[START]

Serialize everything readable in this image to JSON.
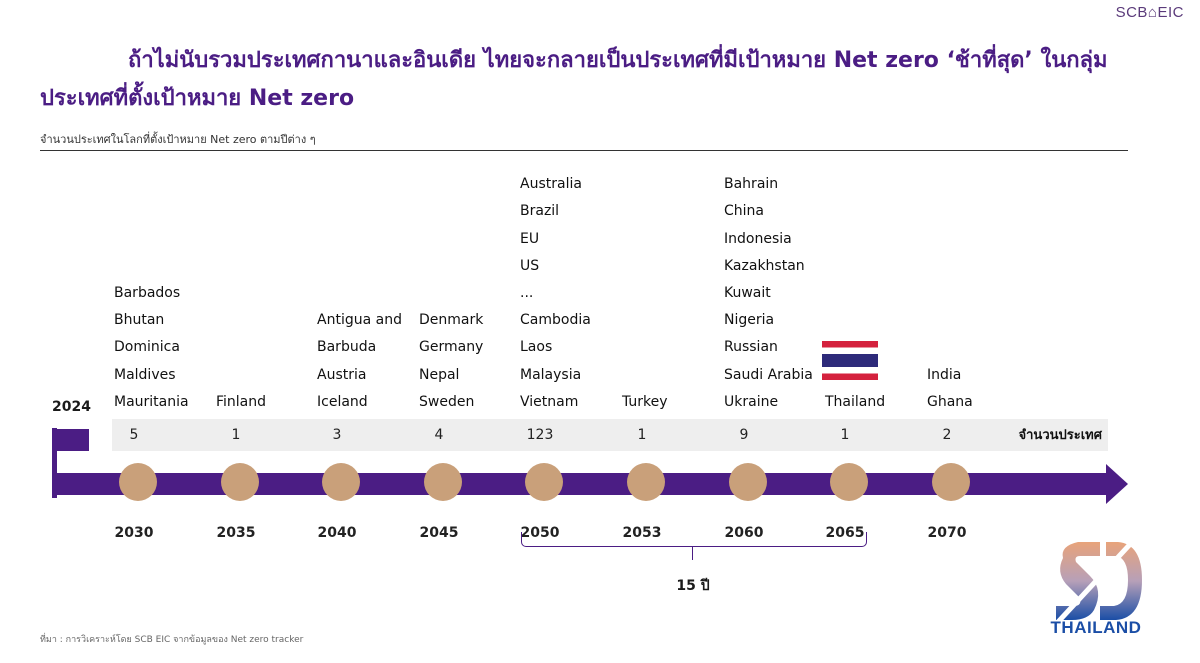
{
  "brand": "SCB⌂EIC",
  "title": "ถ้าไม่นับรวมประเทศกานาและอินเดีย ไทยจะกลายเป็นประเทศที่มีเป้าหมาย Net zero ‘ช้าที่สุด’ ในกลุ่มประเทศที่ตั้งเป้าหมาย Net zero",
  "source": "ที่มา : การวิเคราะห์โดย SCB EIC จากข้อมูลของ Net zero tracker",
  "logo_text": "THAILAND",
  "chart_data": {
    "type": "timeline",
    "title": "จำนวนประเทศในโลกที่ตั้งเป้าหมาย Net zero ตามปีต่าง ๆ",
    "start_year": "2024",
    "count_caption": "จำนวนประเทศ",
    "milestones": [
      {
        "year": "2030",
        "count": "5",
        "countries": [
          "Barbados",
          "Bhutan",
          "Dominica",
          "Maldives",
          "Mauritania"
        ]
      },
      {
        "year": "2035",
        "count": "1",
        "countries": [
          "Finland"
        ]
      },
      {
        "year": "2040",
        "count": "3",
        "countries": [
          "Antigua and",
          "Barbuda",
          "Austria",
          "Iceland"
        ]
      },
      {
        "year": "2045",
        "count": "4",
        "countries": [
          "Denmark",
          "Germany",
          "Nepal",
          "Sweden"
        ]
      },
      {
        "year": "2050",
        "count": "123",
        "countries": [
          "Australia",
          "Brazil",
          "EU",
          "US",
          "...",
          "Cambodia",
          "Laos",
          "Malaysia",
          "Vietnam"
        ]
      },
      {
        "year": "2053",
        "count": "1",
        "countries": [
          "Turkey"
        ]
      },
      {
        "year": "2060",
        "count": "9",
        "countries": [
          "Bahrain",
          "China",
          "Indonesia",
          "Kazakhstan",
          "Kuwait",
          "Nigeria",
          "Russian",
          "Saudi Arabia",
          "Ukraine"
        ]
      },
      {
        "year": "2065",
        "count": "1",
        "countries": [
          "Thailand"
        ],
        "highlight_flag": "thailand-flag"
      },
      {
        "year": "2070",
        "count": "2",
        "countries": [
          "India",
          "Ghana"
        ]
      }
    ],
    "span_annotation": {
      "from": "2050",
      "to": "2065",
      "label": "15 ปี"
    },
    "colors": {
      "timeline": "#4b1d84",
      "milestone_dot": "#c9a07a",
      "count_band": "#eeeeee"
    }
  }
}
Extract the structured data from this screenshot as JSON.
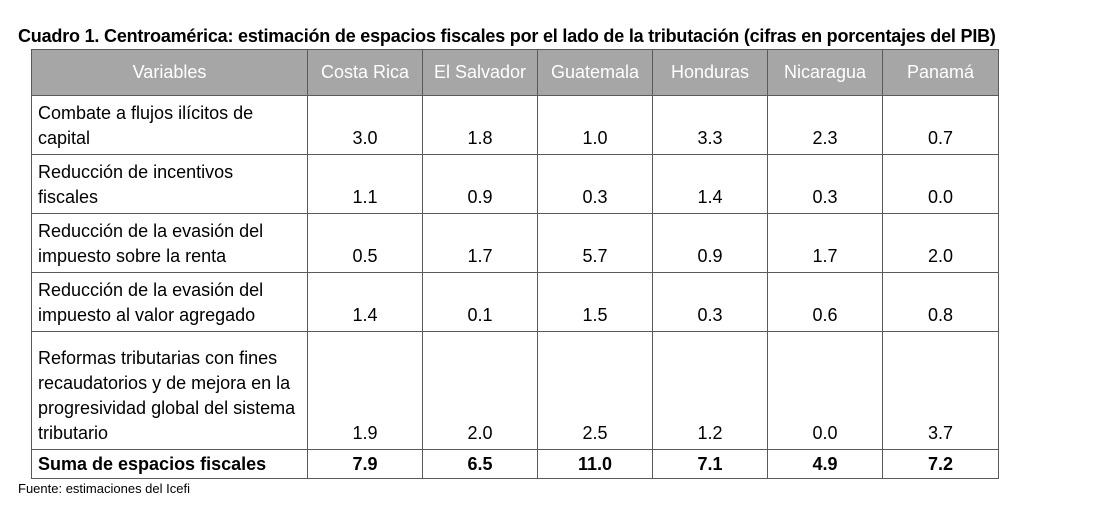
{
  "title": "Cuadro 1. Centroamérica: estimación de espacios fiscales por el lado de la tributación (cifras en porcentajes del PIB)",
  "headers": [
    "Variables",
    "Costa Rica",
    "El Salvador",
    "Guatemala",
    "Honduras",
    "Nicaragua",
    "Panamá"
  ],
  "rows": [
    {
      "label": "Combate a flujos ilícitos de capital",
      "values": [
        "3.0",
        "1.8",
        "1.0",
        "3.3",
        "2.3",
        "0.7"
      ]
    },
    {
      "label": "Reducción de incentivos fiscales",
      "values": [
        "1.1",
        "0.9",
        "0.3",
        "1.4",
        "0.3",
        "0.0"
      ]
    },
    {
      "label": "Reducción de la evasión del impuesto sobre la renta",
      "values": [
        "0.5",
        "1.7",
        "5.7",
        "0.9",
        "1.7",
        "2.0"
      ]
    },
    {
      "label": "Reducción de la evasión del impuesto al valor agregado",
      "values": [
        "1.4",
        "0.1",
        "1.5",
        "0.3",
        "0.6",
        "0.8"
      ]
    },
    {
      "label": "Reformas tributarias con fines recaudatorios y de mejora en la progresividad global del sistema tributario",
      "values": [
        "1.9",
        "2.0",
        "2.5",
        "1.2",
        "0.0",
        "3.7"
      ]
    }
  ],
  "total": {
    "label": "Suma de espacios fiscales",
    "values": [
      "7.9",
      "6.5",
      "11.0",
      "7.1",
      "4.9",
      "7.2"
    ]
  },
  "source": "Fuente: estimaciones del Icefi"
}
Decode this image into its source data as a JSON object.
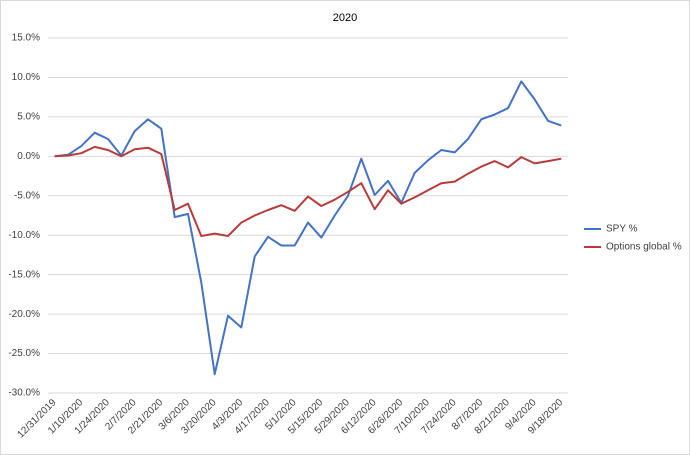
{
  "chart_data": {
    "type": "line",
    "title": "2020",
    "categories": [
      "12/31/2019",
      null,
      "1/10/2020",
      null,
      "1/24/2020",
      null,
      "2/7/2020",
      null,
      "2/21/2020",
      null,
      "3/6/2020",
      null,
      "3/20/2020",
      null,
      "4/3/2020",
      null,
      "4/17/2020",
      null,
      "5/1/2020",
      null,
      "5/15/2020",
      null,
      "5/29/2020",
      null,
      "6/12/2020",
      null,
      "6/26/2020",
      null,
      "7/10/2020",
      null,
      "7/24/2020",
      null,
      "8/7/2020",
      null,
      "8/21/2020",
      null,
      "9/4/2020",
      null,
      "9/18/2020"
    ],
    "series": [
      {
        "name": "SPY %",
        "color": "#4472c4",
        "values": [
          0,
          0.2,
          1.3,
          3.0,
          2.2,
          0.1,
          3.2,
          4.7,
          3.5,
          -7.7,
          -7.3,
          -16,
          -27.6,
          -20.2,
          -21.7,
          -12.7,
          -10.2,
          -11.3,
          -11.3,
          -8.4,
          -10.3,
          -7.5,
          -5.0,
          -0.3,
          -4.9,
          -3.1,
          -5.9,
          -2.1,
          -0.5,
          0.8,
          0.5,
          2.2,
          4.7,
          5.3,
          6.1,
          9.5,
          7.2,
          4.5,
          3.9
        ]
      },
      {
        "name": "Options global %",
        "color": "#b83b3b",
        "values": [
          0,
          0.1,
          0.4,
          1.2,
          0.8,
          0,
          0.9,
          1.1,
          0.3,
          -6.8,
          -6.0,
          -10.1,
          -9.8,
          -10.1,
          -8.4,
          -7.5,
          -6.8,
          -6.2,
          -6.9,
          -5.1,
          -6.3,
          -5.5,
          -4.5,
          -3.4,
          -6.7,
          -4.3,
          -6.0,
          -5.2,
          -4.3,
          -3.4,
          -3.2,
          -2.2,
          -1.3,
          -0.6,
          -1.4,
          -0.1,
          -0.9,
          -0.6,
          -0.3
        ]
      }
    ],
    "ylim": [
      -30,
      15
    ],
    "yticks": [
      {
        "value": -30,
        "label": "-30.0%"
      },
      {
        "value": -25,
        "label": "-25.0%"
      },
      {
        "value": -20,
        "label": "-20.0%"
      },
      {
        "value": -15,
        "label": "-15.0%"
      },
      {
        "value": -10,
        "label": "-10.0%"
      },
      {
        "value": -5,
        "label": "-5.0%"
      },
      {
        "value": 0,
        "label": "0.0%"
      },
      {
        "value": 5,
        "label": "5.0%"
      },
      {
        "value": 10,
        "label": "10.0%"
      },
      {
        "value": 15,
        "label": "15.0%"
      }
    ],
    "grid": true,
    "legend": "right"
  }
}
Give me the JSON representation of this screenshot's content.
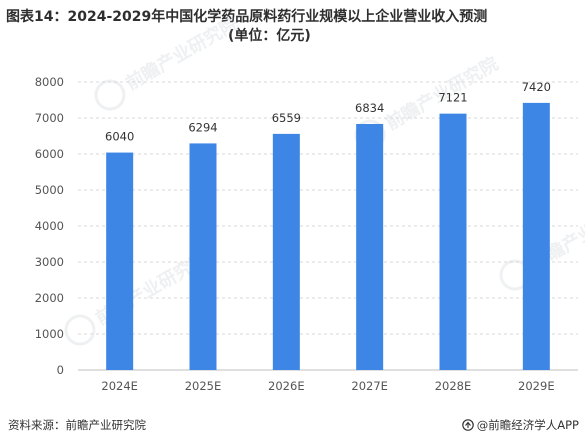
{
  "header": {
    "title_line1": "图表14：2024-2029年中国化学药品原料药行业规模以上企业营业收入预测",
    "title_line2": "(单位：亿元)"
  },
  "footer": {
    "source": "资料来源：前瞻产业研究院",
    "brand": "@前瞻经济学人APP"
  },
  "colors": {
    "bar": "#3d86e6",
    "grid": "#d9d9d9",
    "axis_text": "#555555",
    "watermark": "#9aa6b2"
  },
  "icons": {
    "brand_logo": "qianzhan-logo-icon",
    "watermark_logo": "qianzhan-watermark-logo-icon"
  },
  "watermarks": [
    {
      "text": "前瞻产业研究院"
    },
    {
      "text": "前瞻产业研究院"
    },
    {
      "text": "前瞻产业研究院"
    },
    {
      "text": "前瞻产业研究院"
    }
  ],
  "chart_data": {
    "type": "bar",
    "categories": [
      "2024E",
      "2025E",
      "2026E",
      "2027E",
      "2028E",
      "2029E"
    ],
    "values": [
      6040,
      6294,
      6559,
      6834,
      7121,
      7420
    ],
    "data_labels": [
      "6040",
      "6294",
      "6559",
      "6834",
      "7121",
      "7420"
    ],
    "ylim": [
      0,
      8000
    ],
    "yticks": [
      0,
      1000,
      2000,
      3000,
      4000,
      5000,
      6000,
      7000,
      8000
    ],
    "ytick_labels": [
      "0",
      "1000",
      "2000",
      "3000",
      "4000",
      "5000",
      "6000",
      "7000",
      "8000"
    ],
    "xlabel": "",
    "ylabel": "",
    "grid": true,
    "legend": "none"
  }
}
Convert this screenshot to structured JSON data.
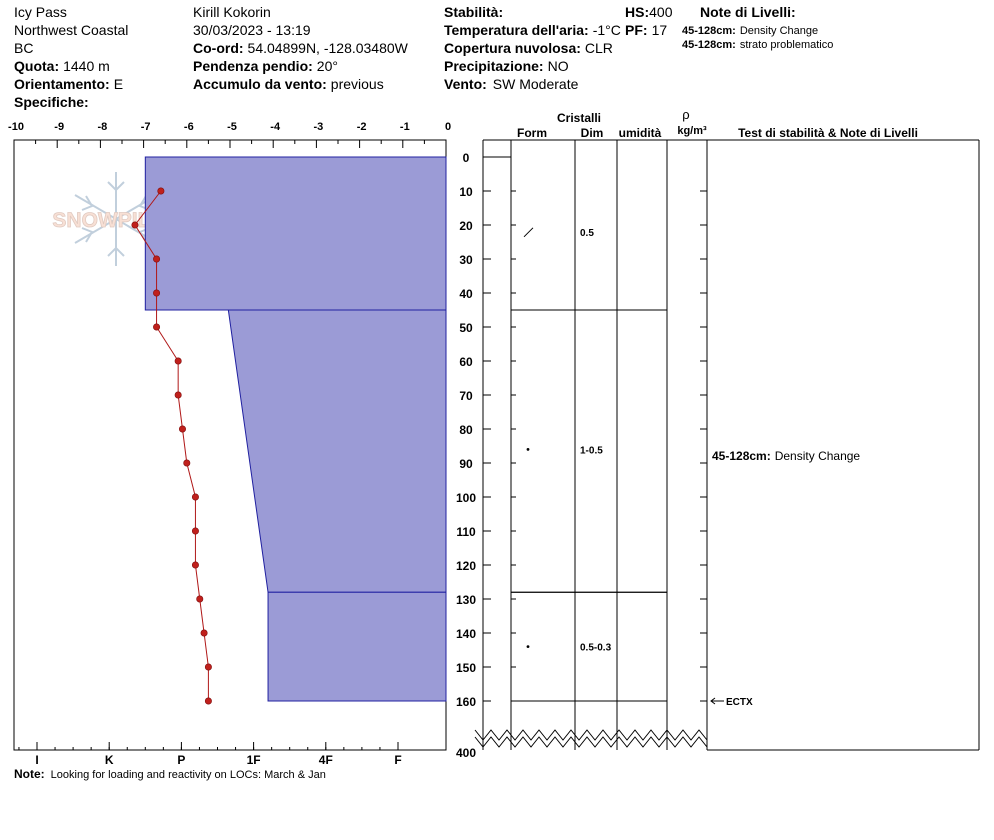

[END]

WHAT IS BEING ASKED –
Take each line of the material that contains the word "structured" and list it.

RESPONSE TO THIS TASK –
Extract the structured data from this screenshot as JSON.
Convert this screenshot to structured JSON data.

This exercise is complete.